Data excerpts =

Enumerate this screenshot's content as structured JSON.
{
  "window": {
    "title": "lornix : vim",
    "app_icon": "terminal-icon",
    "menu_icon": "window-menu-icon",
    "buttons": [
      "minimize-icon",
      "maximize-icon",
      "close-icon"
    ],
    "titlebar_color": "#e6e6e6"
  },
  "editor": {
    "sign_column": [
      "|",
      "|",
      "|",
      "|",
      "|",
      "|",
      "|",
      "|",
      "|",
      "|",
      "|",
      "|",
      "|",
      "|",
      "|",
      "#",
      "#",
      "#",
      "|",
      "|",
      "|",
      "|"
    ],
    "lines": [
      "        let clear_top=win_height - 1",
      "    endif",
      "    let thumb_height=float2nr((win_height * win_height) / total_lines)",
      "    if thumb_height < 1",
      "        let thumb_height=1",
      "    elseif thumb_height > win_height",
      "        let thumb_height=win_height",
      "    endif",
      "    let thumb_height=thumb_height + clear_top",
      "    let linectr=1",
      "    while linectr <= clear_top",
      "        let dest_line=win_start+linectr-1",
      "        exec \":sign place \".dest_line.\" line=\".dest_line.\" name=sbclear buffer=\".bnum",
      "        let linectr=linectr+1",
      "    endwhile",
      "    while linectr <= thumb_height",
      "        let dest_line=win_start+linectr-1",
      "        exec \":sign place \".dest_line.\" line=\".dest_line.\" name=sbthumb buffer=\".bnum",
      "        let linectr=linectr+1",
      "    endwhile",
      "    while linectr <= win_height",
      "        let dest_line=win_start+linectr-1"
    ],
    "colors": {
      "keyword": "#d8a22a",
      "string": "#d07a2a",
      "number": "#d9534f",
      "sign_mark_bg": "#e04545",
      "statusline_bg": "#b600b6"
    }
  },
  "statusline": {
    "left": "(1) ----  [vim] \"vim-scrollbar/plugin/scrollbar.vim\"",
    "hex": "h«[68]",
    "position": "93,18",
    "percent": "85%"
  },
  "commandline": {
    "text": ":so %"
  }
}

...

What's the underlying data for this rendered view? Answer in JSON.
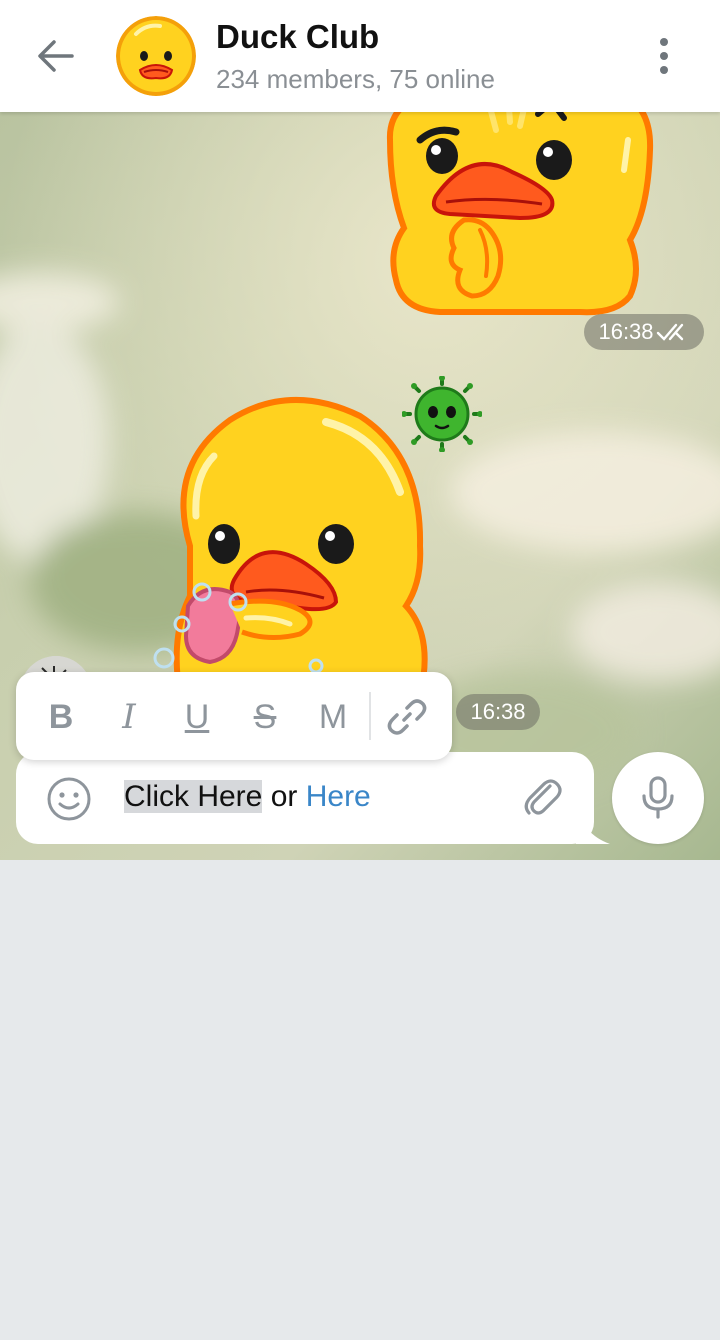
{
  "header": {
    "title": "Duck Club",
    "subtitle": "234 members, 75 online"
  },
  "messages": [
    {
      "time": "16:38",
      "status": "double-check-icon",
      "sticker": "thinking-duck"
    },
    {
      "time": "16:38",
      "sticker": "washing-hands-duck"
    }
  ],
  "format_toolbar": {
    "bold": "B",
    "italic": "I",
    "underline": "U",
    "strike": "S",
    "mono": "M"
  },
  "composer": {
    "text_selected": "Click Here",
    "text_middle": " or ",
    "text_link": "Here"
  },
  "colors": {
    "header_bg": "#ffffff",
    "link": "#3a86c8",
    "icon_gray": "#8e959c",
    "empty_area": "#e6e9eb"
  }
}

Given exercise =
Count how many lines of the listing above include "name" and report that number alone.

In response =
2